WHAT IS ASKED: Please rewrite every line of the records below as a Markdown table with two columns, Row and Text, numbering the rows in order. Skip blank lines and leave out the pictures.

ROWS:
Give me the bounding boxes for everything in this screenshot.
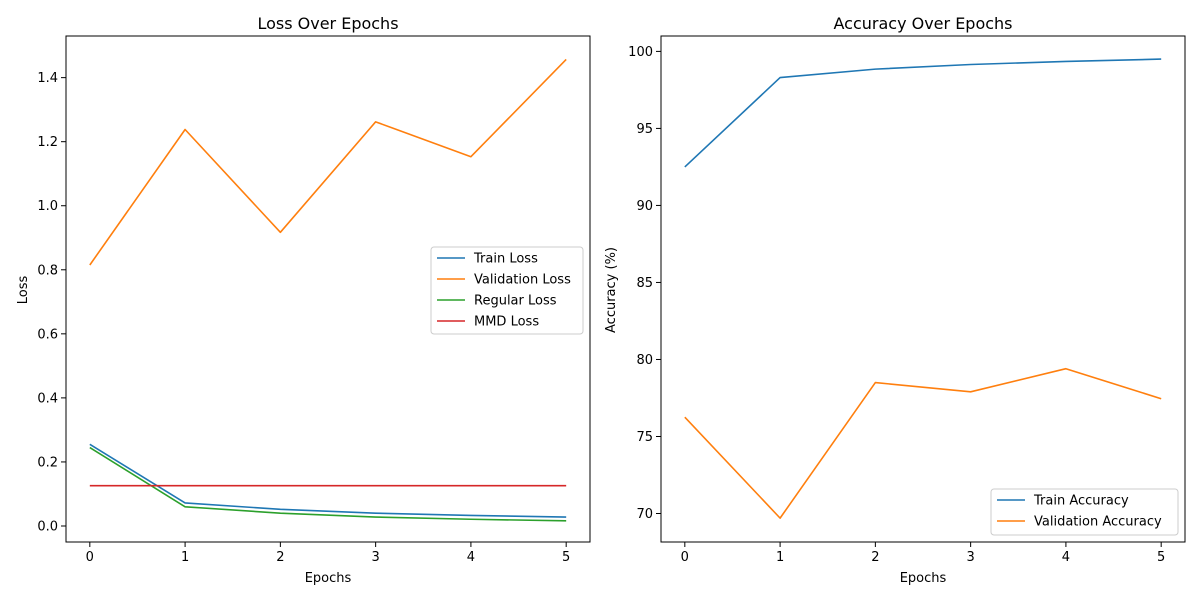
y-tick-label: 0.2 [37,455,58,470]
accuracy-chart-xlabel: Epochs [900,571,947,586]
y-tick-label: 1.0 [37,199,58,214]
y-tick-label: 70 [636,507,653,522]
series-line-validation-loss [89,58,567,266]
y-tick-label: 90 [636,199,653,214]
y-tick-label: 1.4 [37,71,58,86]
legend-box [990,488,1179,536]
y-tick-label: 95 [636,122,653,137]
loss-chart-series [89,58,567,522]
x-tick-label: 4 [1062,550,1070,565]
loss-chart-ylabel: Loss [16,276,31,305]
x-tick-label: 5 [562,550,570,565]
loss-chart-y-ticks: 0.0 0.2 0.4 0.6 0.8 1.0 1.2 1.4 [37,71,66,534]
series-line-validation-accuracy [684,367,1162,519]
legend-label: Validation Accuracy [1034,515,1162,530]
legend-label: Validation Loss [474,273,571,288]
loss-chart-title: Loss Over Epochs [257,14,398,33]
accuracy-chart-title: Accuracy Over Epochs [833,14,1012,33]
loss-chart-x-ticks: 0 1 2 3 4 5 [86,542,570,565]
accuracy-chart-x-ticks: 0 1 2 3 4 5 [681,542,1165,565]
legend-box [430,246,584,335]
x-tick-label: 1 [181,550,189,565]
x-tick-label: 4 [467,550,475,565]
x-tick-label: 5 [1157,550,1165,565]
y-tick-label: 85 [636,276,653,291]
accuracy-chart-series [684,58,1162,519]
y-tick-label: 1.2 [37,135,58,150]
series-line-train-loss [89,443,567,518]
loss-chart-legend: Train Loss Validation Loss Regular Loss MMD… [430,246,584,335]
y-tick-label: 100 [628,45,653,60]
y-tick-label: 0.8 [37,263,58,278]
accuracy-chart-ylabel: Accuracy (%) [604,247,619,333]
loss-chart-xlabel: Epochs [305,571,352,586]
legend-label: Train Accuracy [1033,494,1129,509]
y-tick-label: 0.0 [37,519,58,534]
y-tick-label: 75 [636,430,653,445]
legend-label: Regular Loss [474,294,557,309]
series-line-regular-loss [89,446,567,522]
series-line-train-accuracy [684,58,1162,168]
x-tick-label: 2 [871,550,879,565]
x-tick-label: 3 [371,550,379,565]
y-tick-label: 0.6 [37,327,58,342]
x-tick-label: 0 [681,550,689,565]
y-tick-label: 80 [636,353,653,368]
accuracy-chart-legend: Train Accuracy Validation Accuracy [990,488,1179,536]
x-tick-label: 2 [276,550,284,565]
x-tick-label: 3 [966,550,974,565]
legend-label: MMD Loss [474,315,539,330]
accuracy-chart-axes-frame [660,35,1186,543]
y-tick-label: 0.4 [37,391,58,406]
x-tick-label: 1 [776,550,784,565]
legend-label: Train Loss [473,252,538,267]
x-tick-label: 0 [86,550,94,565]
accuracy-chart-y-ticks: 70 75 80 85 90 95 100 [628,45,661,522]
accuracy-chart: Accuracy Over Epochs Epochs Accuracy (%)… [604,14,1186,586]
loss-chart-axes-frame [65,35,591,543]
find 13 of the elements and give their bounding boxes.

FULL ANSWER:
| Row | Text |
|---|---|
| 1 | Give me the bounding boxes for everything in this screenshot. |
| 2 | y-tick-label: 0.2 [37,455,58,470] |
| 3 | accuracy-chart-xlabel: Epochs [900,571,947,586] |
| 4 | y-tick-label: 1.0 [37,199,58,214] |
| 5 | y-tick-label: 70 [636,507,653,522] |
| 6 | series-line-validation-loss [89,58,567,266] |
| 7 | y-tick-label: 90 [636,199,653,214] |
| 8 | y-tick-label: 1.4 [37,71,58,86] |
| 9 | legend-box [990,488,1179,536] |
| 10 | y-tick-label: 95 [636,122,653,137] |
| 11 | loss-chart-series [89,58,567,522] |
| 12 | x-tick-label: 4 [1062,550,1070,565] |
| 13 | loss-chart-ylabel: Loss [16,276,31,305] |
| 14 | x-tick-label: 5 [562,550,570,565] |
| 15 | loss-chart-y-ticks: 0.0 0.2 0.4 0.6 0.8 1.0 1.2 1.4 [37,71,66,534] |
| 16 | series-line-validation-accuracy [684,367,1162,519] |
| 17 | legend-label: Validation Accuracy [1034,515,1162,530] |
| 18 | legend-label: Validation Loss [474,273,571,288] |
| 19 | loss-chart-title: Loss Over Epochs [257,14,398,33] |
| 20 | accuracy-chart-title: Accuracy Over Epochs [833,14,1012,33] |
| 21 | loss-chart-x-ticks: 0 1 2 3 4 5 [86,542,570,565] |
| 22 | accuracy-chart-x-ticks: 0 1 2 3 4 5 [681,542,1165,565] |
| 23 | legend-box [430,246,584,335] |
| 24 | x-tick-label: 1 [181,550,189,565] |
| 25 | x-tick-label: 4 [467,550,475,565] |
| 26 | x-tick-label: 5 [1157,550,1165,565] |
| 27 | y-tick-label: 85 [636,276,653,291] |
| 28 | accuracy-chart-series [684,58,1162,519] |
| 29 | y-tick-label: 1.2 [37,135,58,150] |
| 30 | series-line-train-loss [89,443,567,518] |
| 31 | loss-chart-legend: Train Loss Validation Loss Regular Loss MMD… [430,246,584,335] |
| 32 | y-tick-label: 100 [628,45,653,60] |
| 33 | y-tick-label: 0.8 [37,263,58,278] |
| 34 | accuracy-chart-ylabel: Accuracy (%) [604,247,619,333] |
| 35 | loss-chart-xlabel: Epochs [305,571,352,586] |
| 36 | legend-label: Train Accuracy [1033,494,1129,509] |
| 37 | y-tick-label: 0.0 [37,519,58,534] |
| 38 | y-tick-label: 75 [636,430,653,445] |
| 39 | legend-label: Regular Loss [474,294,557,309] |
| 40 | series-line-regular-loss [89,446,567,522] |
| 41 | series-line-train-accuracy [684,58,1162,168] |
| 42 | x-tick-label: 2 [871,550,879,565] |
| 43 | x-tick-label: 3 [371,550,379,565] |
| 44 | y-tick-label: 0.6 [37,327,58,342] |
| 45 | x-tick-label: 0 [681,550,689,565] |
| 46 | y-tick-label: 80 [636,353,653,368] |
| 47 | accuracy-chart-legend: Train Accuracy Validation Accuracy [990,488,1179,536] |
| 48 | x-tick-label: 2 [276,550,284,565] |
| 49 | x-tick-label: 3 [966,550,974,565] |
| 50 | legend-label: MMD Loss [474,315,539,330] |
| 51 | accuracy-chart-axes-frame [660,35,1186,543] |
| 52 | y-tick-label: 0.4 [37,391,58,406] |
| 53 | x-tick-label: 1 [776,550,784,565] |
| 54 | legend-label: Train Loss [473,252,538,267] |
| 55 | x-tick-label: 0 [86,550,94,565] |
| 56 | accuracy-chart-y-ticks: 70 75 80 85 90 95 100 [628,45,661,522] |
| 57 | accuracy-chart: Accuracy Over Epochs Epochs Accuracy (%)… [604,14,1186,586] |
| 58 | loss-chart-axes-frame [65,35,591,543] |
| 59 | find 13 of the elements and give their bounding boxes. |